| THE REQUEST |
Go through the data below. List every line that holds the word "nhiều".

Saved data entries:
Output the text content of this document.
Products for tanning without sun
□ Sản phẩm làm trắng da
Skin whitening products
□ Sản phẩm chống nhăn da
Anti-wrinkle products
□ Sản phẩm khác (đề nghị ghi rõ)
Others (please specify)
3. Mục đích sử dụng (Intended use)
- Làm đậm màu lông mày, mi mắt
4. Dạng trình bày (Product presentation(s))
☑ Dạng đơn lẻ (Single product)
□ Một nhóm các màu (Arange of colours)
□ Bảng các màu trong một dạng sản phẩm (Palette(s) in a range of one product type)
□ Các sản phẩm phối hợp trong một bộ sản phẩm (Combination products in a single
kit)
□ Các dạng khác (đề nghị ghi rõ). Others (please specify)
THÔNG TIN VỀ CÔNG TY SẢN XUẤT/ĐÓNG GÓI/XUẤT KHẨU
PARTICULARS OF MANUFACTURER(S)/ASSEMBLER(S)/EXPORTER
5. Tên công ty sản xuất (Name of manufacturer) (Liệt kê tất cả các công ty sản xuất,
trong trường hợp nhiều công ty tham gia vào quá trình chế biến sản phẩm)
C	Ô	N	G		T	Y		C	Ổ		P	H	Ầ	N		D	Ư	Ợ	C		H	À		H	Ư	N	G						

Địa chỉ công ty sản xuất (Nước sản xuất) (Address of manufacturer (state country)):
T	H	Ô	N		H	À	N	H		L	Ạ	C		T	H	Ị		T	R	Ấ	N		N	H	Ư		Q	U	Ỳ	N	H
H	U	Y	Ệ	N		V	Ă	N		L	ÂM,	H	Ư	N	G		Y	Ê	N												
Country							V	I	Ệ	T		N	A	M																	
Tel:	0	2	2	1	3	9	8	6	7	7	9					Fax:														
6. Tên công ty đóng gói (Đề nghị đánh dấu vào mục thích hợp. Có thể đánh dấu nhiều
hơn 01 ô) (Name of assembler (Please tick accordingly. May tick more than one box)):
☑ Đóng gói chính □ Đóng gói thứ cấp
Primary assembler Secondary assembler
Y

==

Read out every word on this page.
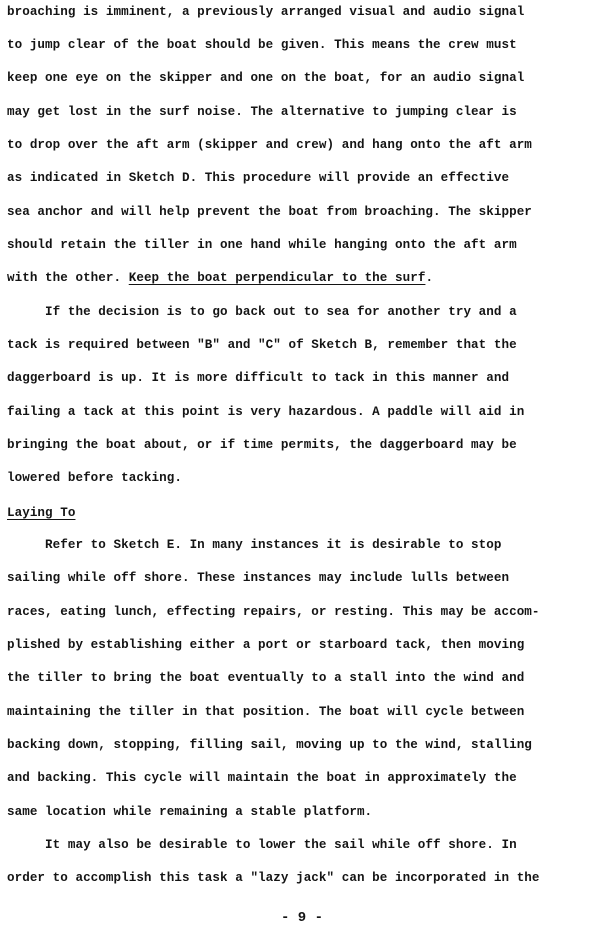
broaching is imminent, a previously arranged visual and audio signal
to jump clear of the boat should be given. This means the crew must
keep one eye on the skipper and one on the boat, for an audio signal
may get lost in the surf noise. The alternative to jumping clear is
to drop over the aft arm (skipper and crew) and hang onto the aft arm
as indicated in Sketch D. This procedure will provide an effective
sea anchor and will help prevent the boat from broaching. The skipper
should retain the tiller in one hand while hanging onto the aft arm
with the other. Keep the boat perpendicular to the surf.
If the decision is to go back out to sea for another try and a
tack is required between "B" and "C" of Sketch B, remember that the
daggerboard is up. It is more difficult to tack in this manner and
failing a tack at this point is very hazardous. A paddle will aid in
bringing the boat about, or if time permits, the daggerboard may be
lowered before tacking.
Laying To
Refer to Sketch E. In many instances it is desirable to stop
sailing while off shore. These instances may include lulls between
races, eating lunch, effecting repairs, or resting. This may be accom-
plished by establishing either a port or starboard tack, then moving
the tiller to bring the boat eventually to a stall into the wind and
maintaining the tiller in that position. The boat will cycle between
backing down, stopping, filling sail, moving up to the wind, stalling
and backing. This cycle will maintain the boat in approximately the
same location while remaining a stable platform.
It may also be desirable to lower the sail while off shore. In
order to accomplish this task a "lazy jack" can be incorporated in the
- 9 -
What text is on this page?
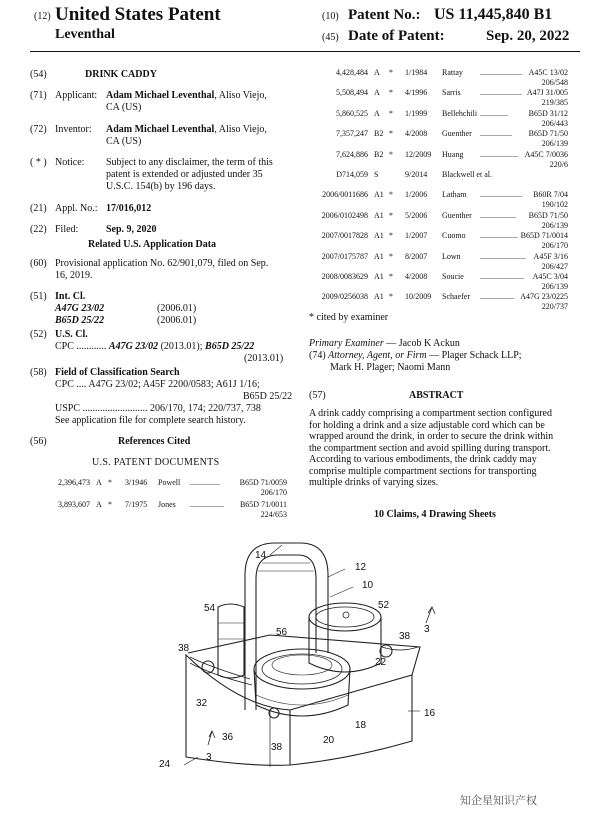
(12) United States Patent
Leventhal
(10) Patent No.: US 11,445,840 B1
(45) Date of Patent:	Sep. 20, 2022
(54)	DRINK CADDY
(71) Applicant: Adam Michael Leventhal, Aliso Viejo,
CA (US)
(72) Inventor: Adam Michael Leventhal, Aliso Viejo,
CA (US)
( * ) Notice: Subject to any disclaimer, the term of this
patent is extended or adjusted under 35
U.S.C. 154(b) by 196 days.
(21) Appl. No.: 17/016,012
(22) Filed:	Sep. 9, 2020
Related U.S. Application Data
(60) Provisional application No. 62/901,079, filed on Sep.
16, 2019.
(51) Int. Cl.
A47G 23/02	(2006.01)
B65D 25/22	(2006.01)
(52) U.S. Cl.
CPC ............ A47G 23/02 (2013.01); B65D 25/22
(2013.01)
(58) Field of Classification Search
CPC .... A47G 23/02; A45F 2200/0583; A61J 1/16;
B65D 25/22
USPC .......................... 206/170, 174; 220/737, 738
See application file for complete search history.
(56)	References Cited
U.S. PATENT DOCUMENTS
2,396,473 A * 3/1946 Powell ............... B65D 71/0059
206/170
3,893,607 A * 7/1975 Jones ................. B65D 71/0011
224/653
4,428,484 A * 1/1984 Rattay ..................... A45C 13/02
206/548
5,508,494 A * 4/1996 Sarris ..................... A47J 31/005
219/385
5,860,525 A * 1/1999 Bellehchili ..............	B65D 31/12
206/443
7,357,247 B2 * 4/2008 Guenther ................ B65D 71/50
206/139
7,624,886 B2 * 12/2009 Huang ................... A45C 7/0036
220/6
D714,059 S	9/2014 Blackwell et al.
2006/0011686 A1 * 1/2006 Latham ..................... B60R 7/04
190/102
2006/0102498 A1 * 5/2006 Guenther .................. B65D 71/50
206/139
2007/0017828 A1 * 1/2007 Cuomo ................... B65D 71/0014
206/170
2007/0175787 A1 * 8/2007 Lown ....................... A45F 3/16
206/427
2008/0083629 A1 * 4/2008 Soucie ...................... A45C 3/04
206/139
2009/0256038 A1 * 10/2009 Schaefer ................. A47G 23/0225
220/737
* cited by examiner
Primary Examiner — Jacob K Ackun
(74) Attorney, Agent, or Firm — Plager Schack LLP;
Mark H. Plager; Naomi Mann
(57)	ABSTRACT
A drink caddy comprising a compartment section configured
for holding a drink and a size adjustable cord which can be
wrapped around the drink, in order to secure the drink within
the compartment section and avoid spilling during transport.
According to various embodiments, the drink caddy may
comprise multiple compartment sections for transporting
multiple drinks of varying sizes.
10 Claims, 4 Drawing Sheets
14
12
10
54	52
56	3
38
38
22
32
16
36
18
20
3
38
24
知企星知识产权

| COMPLETE RESPONSE |
trong trường hợp nhiều công ty tham gia vào quá trình chế biến sản phẩm)
6. Tên công ty đóng gói (Đề nghị đánh dấu vào mục thích hợp. Có thể đánh dấu nhiều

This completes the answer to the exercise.